## Brief
Count every line that has "上海文采实业有限公司" in it and give the total, nothing more.

-*-*-

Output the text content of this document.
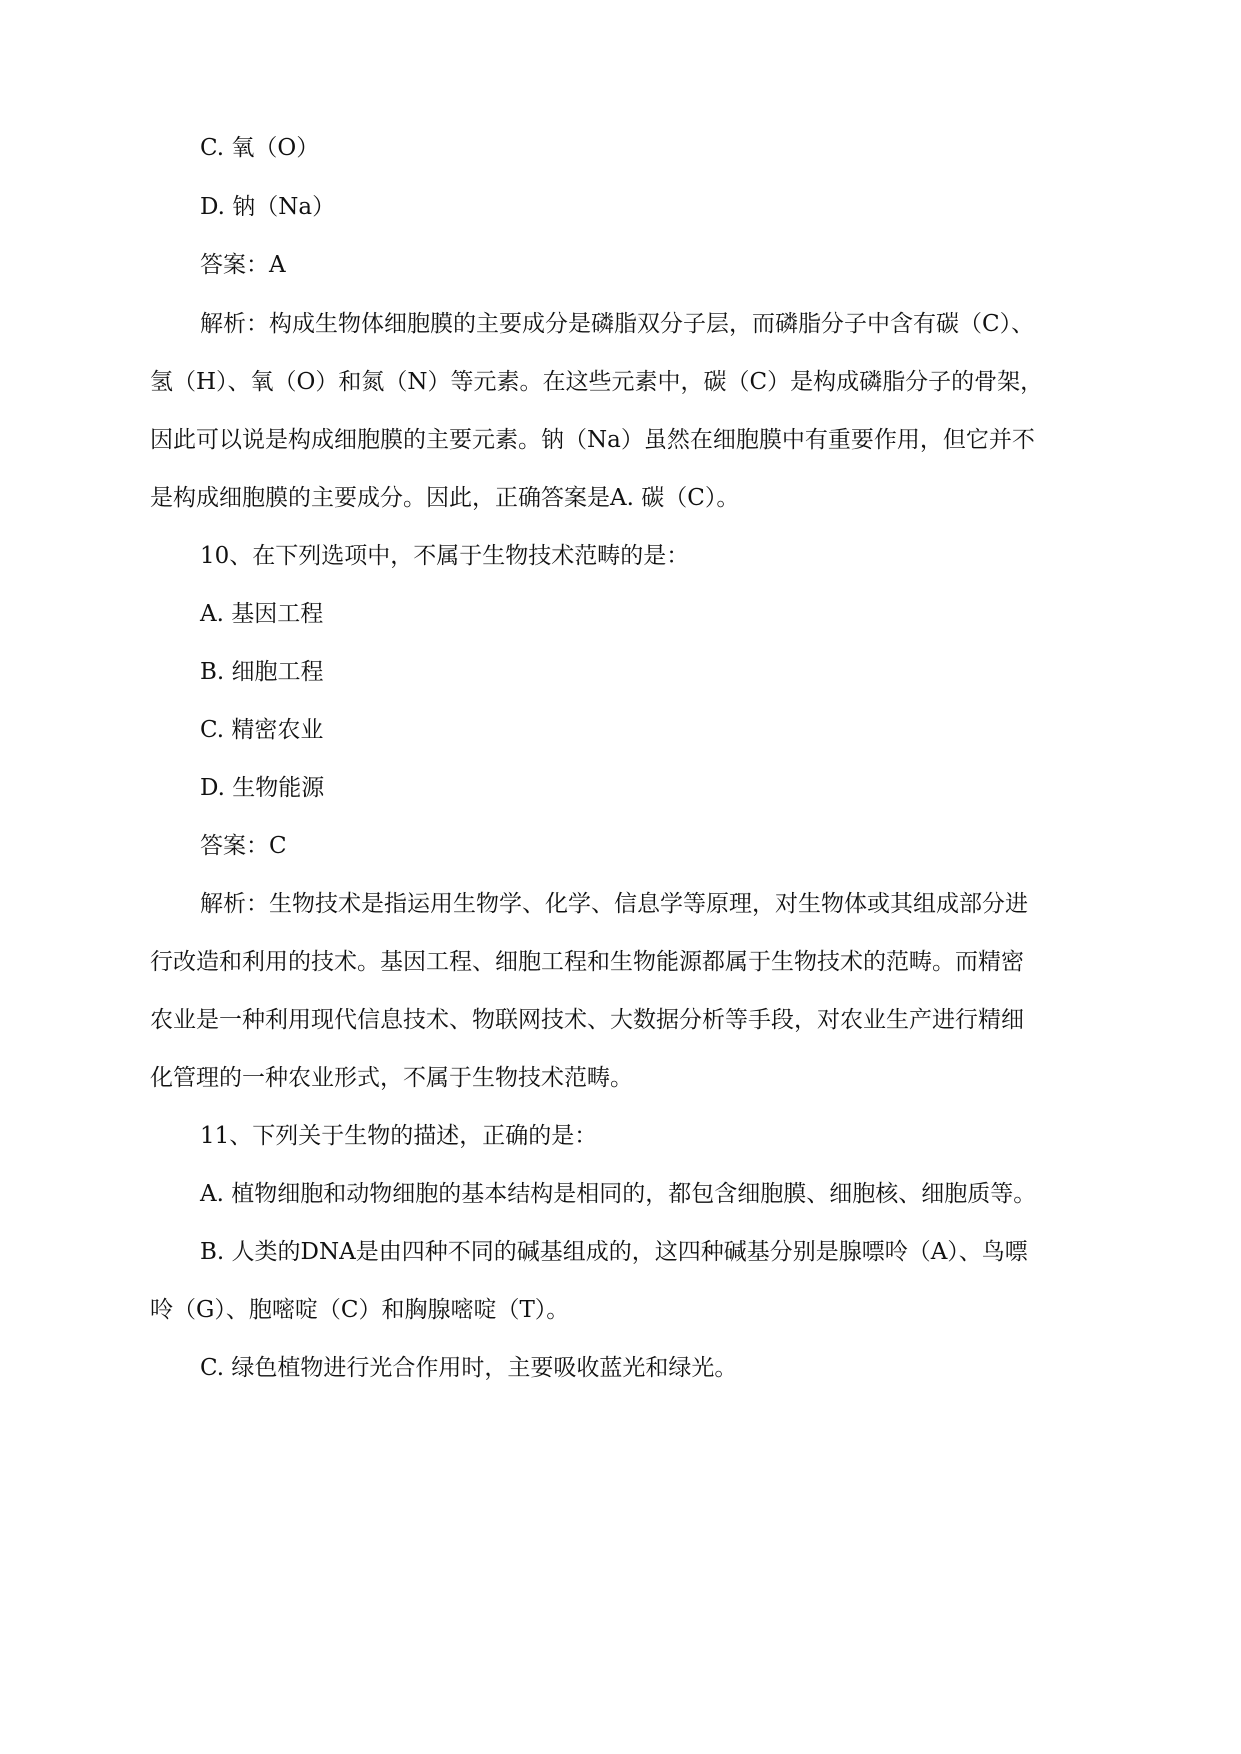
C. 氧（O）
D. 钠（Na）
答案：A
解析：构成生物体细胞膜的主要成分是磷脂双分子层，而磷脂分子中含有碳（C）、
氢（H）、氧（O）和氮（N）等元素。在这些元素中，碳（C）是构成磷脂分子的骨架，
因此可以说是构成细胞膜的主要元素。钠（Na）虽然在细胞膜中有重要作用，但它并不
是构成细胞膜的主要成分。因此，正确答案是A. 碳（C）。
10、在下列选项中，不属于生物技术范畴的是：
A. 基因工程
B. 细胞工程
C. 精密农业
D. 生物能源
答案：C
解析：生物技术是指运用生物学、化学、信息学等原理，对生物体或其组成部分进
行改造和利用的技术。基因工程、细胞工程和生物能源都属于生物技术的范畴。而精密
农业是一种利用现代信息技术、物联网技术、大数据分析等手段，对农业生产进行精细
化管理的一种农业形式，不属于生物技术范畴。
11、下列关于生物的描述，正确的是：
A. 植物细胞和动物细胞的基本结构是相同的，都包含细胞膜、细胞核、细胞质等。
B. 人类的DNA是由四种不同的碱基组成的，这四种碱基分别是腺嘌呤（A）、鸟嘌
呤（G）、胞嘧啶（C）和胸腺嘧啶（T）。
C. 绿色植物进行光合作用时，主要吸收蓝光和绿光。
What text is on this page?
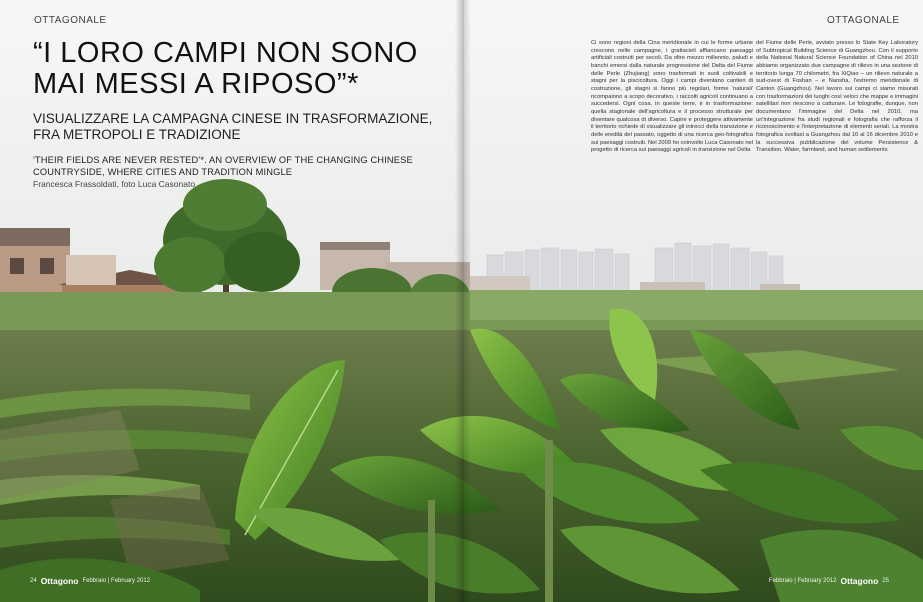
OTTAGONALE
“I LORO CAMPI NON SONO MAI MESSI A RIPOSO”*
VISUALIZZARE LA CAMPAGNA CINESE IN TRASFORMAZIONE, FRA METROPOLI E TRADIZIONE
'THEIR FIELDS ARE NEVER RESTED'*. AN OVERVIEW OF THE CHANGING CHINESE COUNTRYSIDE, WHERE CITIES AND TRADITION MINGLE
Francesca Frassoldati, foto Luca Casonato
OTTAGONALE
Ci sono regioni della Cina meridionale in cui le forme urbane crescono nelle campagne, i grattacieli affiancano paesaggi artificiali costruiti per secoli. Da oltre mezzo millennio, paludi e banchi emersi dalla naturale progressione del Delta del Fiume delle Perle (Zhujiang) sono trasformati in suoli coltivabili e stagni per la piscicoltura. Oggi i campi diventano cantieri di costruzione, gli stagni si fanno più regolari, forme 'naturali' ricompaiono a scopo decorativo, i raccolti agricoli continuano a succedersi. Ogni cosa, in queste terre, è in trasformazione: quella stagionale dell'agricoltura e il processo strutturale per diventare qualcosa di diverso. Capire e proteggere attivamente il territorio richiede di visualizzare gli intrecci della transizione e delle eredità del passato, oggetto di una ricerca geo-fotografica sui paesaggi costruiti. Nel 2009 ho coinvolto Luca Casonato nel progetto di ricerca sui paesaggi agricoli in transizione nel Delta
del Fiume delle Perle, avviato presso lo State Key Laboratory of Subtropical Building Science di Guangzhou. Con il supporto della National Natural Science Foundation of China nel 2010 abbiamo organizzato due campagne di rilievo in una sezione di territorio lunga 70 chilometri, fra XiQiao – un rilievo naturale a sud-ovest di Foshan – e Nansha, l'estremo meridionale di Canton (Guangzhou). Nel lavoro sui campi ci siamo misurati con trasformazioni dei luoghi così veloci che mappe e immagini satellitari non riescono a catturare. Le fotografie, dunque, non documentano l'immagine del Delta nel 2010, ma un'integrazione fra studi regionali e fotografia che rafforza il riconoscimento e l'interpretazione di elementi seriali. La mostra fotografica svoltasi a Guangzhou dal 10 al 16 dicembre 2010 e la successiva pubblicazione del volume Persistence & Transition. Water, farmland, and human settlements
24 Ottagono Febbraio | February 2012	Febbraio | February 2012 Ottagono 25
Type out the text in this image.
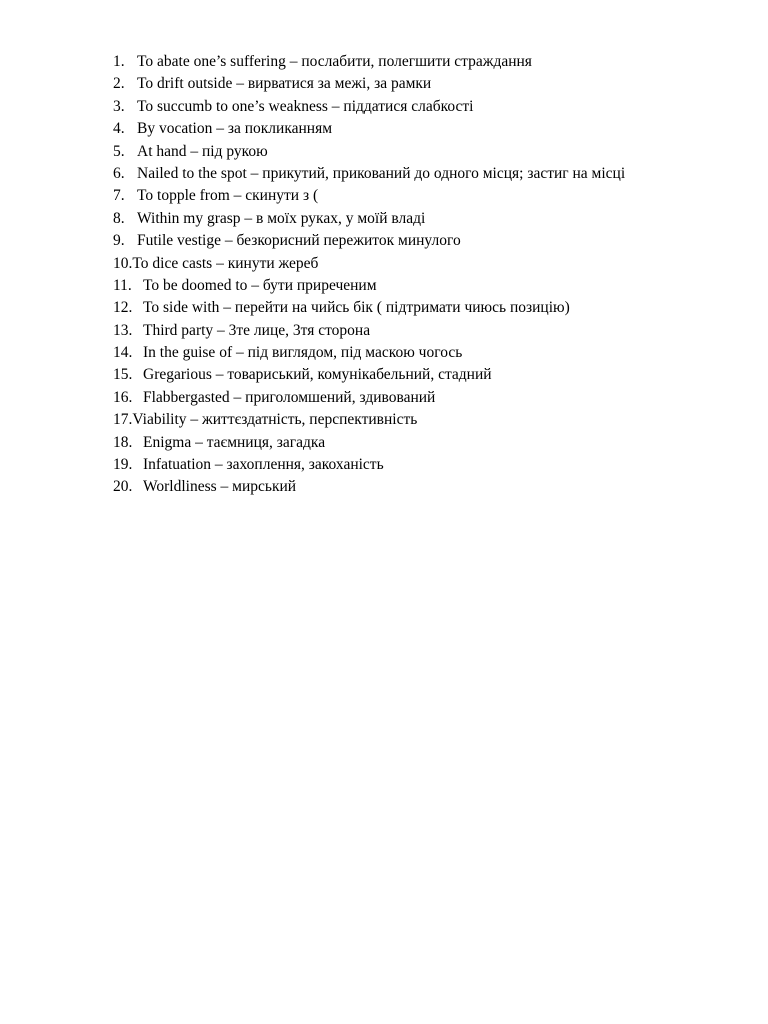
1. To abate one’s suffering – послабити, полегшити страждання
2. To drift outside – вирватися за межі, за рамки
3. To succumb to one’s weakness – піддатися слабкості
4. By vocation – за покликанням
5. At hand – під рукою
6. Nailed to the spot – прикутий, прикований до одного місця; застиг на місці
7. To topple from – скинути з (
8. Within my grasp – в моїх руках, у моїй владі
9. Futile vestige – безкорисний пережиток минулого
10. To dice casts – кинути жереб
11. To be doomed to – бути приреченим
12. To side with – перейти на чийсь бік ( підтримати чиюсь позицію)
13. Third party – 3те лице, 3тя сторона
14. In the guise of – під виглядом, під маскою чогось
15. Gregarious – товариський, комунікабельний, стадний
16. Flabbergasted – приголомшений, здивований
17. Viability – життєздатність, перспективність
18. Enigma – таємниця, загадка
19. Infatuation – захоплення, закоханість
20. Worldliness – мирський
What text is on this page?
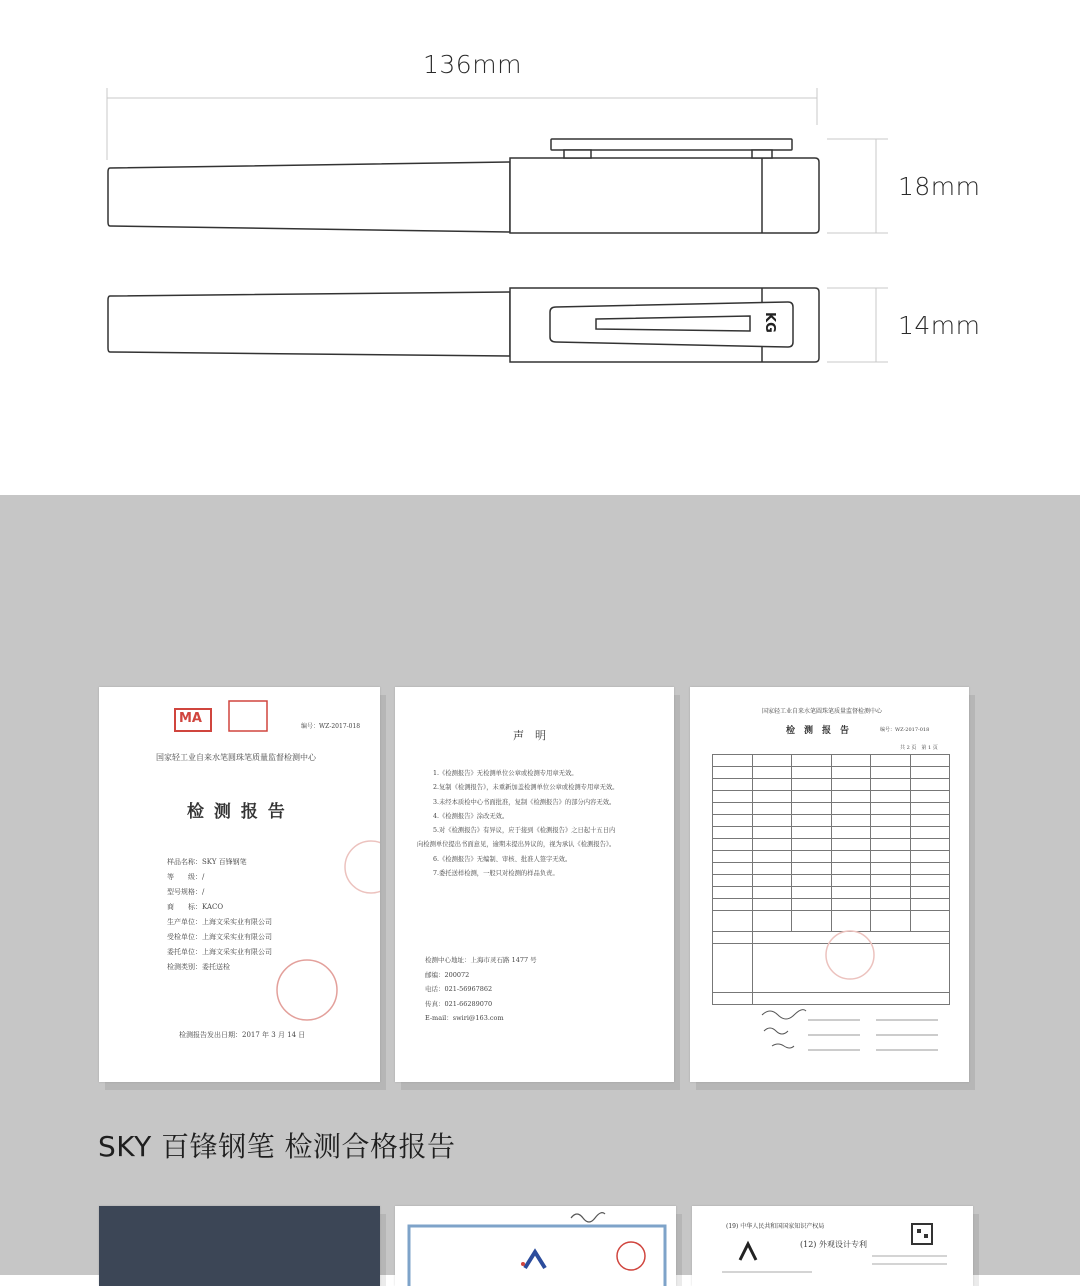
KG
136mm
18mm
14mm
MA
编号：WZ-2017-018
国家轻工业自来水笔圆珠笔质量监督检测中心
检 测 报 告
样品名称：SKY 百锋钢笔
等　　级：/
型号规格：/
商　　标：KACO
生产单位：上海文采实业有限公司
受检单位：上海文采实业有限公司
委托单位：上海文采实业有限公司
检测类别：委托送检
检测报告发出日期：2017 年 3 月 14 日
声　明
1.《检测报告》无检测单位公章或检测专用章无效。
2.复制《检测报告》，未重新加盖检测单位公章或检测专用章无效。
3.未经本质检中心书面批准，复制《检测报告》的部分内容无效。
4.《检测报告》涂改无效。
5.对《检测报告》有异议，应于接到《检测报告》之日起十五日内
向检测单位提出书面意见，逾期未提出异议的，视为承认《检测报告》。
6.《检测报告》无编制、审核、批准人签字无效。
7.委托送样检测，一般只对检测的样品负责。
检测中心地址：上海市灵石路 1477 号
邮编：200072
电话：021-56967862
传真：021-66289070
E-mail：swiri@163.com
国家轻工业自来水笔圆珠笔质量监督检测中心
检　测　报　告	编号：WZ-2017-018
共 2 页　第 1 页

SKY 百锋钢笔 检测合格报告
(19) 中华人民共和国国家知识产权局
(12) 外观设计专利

-*-*-

## Completed task
3